-- START --

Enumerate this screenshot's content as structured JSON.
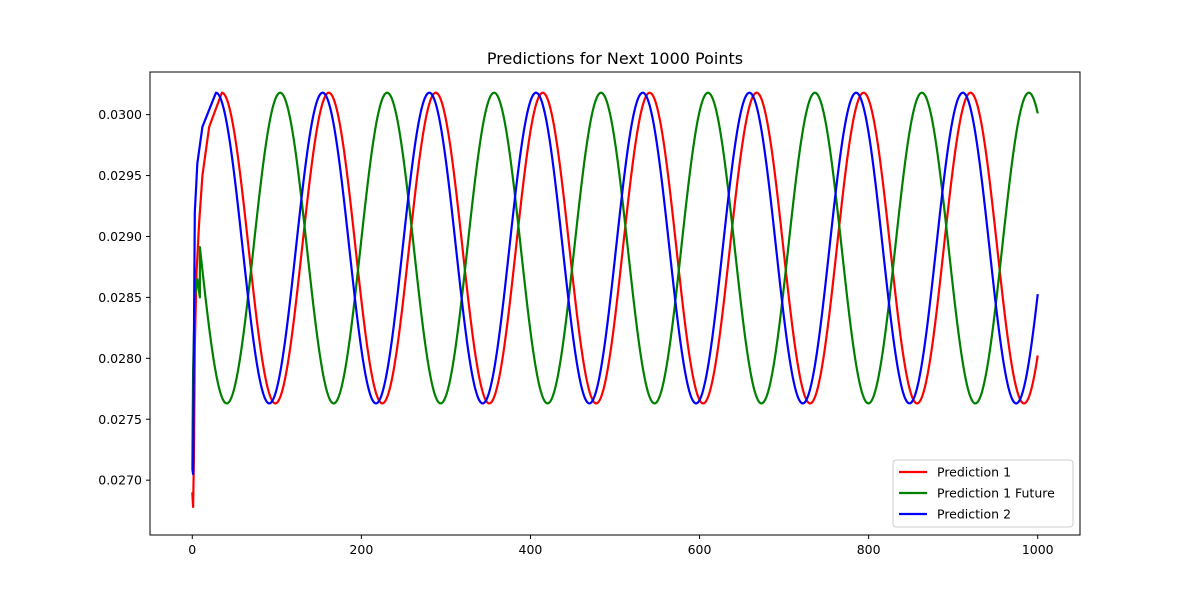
{
  "chart_data": {
    "type": "line",
    "title": "Predictions for Next 1000 Points",
    "xlabel": "",
    "ylabel": "",
    "xlim": [
      -50,
      1050
    ],
    "ylim": [
      0.02655,
      0.03035
    ],
    "x_ticks": [
      0,
      200,
      400,
      600,
      800,
      1000
    ],
    "x_tick_labels": [
      "0",
      "200",
      "400",
      "600",
      "800",
      "1000"
    ],
    "y_ticks": [
      0.027,
      0.0275,
      0.028,
      0.0285,
      0.029,
      0.0295,
      0.03
    ],
    "y_tick_labels": [
      "0.0270",
      "0.0275",
      "0.0280",
      "0.0285",
      "0.0290",
      "0.0295",
      "0.0300"
    ],
    "grid": false,
    "legend_position": "lower-right",
    "series": [
      {
        "name": "Prediction 1",
        "color": "#ff0000",
        "initial": [
          [
            0,
            0.0269
          ],
          [
            1,
            0.02678
          ],
          [
            2,
            0.0272
          ],
          [
            3,
            0.0281
          ],
          [
            5,
            0.0287
          ],
          [
            8,
            0.0291
          ],
          [
            12,
            0.0295
          ],
          [
            20,
            0.0299
          ],
          [
            35,
            0.03018
          ]
        ],
        "periodic": {
          "start_x": 35,
          "end_x": 1000,
          "peak_x": 35,
          "period": 126.5,
          "max": 0.03018,
          "min": 0.02763
        }
      },
      {
        "name": "Prediction 1 Future",
        "color": "#008000",
        "initial": [
          [
            0,
            0.0271
          ],
          [
            1,
            0.0279
          ],
          [
            3,
            0.0285
          ],
          [
            6,
            0.02865
          ],
          [
            9,
            0.0285
          ]
        ],
        "periodic": {
          "start_x": 9,
          "end_x": 1000,
          "peak_x": 104,
          "period": 126.5,
          "max": 0.03018,
          "min": 0.02763
        }
      },
      {
        "name": "Prediction 2",
        "color": "#0000ff",
        "initial": [
          [
            0,
            0.0271
          ],
          [
            1,
            0.02705
          ],
          [
            2,
            0.0282
          ],
          [
            3,
            0.0292
          ],
          [
            6,
            0.0296
          ],
          [
            12,
            0.0299
          ],
          [
            28,
            0.03018
          ]
        ],
        "periodic": {
          "start_x": 28,
          "end_x": 1000,
          "peak_x": 28,
          "period": 126.2,
          "max": 0.03018,
          "min": 0.02763
        }
      }
    ]
  }
}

-- END --

> _Task directions_:
Go back to the records above and write them out exactly, without the pictures.

> _Full output_:
Enumerate this screenshot's content as structured JSON.
{
  "chart_data": {
    "type": "line",
    "title": "Predictions for Next 1000 Points",
    "xlabel": "",
    "ylabel": "",
    "xlim": [
      -50,
      1050
    ],
    "ylim": [
      0.02655,
      0.03035
    ],
    "x_ticks": [
      0,
      200,
      400,
      600,
      800,
      1000
    ],
    "x_tick_labels": [
      "0",
      "200",
      "400",
      "600",
      "800",
      "1000"
    ],
    "y_ticks": [
      0.027,
      0.0275,
      0.028,
      0.0285,
      0.029,
      0.0295,
      0.03
    ],
    "y_tick_labels": [
      "0.0270",
      "0.0275",
      "0.0280",
      "0.0285",
      "0.0290",
      "0.0295",
      "0.0300"
    ],
    "grid": false,
    "legend_position": "lower-right",
    "series": [
      {
        "name": "Prediction 1",
        "color": "#ff0000",
        "initial": [
          [
            0,
            0.0269
          ],
          [
            1,
            0.02678
          ],
          [
            2,
            0.0272
          ],
          [
            3,
            0.0281
          ],
          [
            5,
            0.0287
          ],
          [
            8,
            0.0291
          ],
          [
            12,
            0.0295
          ],
          [
            20,
            0.0299
          ],
          [
            35,
            0.03018
          ]
        ],
        "periodic": {
          "start_x": 35,
          "end_x": 1000,
          "peak_x": 35,
          "period": 126.5,
          "max": 0.03018,
          "min": 0.02763
        }
      },
      {
        "name": "Prediction 1 Future",
        "color": "#008000",
        "initial": [
          [
            0,
            0.0271
          ],
          [
            1,
            0.0279
          ],
          [
            3,
            0.0285
          ],
          [
            6,
            0.02865
          ],
          [
            9,
            0.0285
          ]
        ],
        "periodic": {
          "start_x": 9,
          "end_x": 1000,
          "peak_x": 104,
          "period": 126.5,
          "max": 0.03018,
          "min": 0.02763
        }
      },
      {
        "name": "Prediction 2",
        "color": "#0000ff",
        "initial": [
          [
            0,
            0.0271
          ],
          [
            1,
            0.02705
          ],
          [
            2,
            0.0282
          ],
          [
            3,
            0.0292
          ],
          [
            6,
            0.0296
          ],
          [
            12,
            0.0299
          ],
          [
            28,
            0.03018
          ]
        ],
        "periodic": {
          "start_x": 28,
          "end_x": 1000,
          "peak_x": 28,
          "period": 126.2,
          "max": 0.03018,
          "min": 0.02763
        }
      }
    ]
  }
}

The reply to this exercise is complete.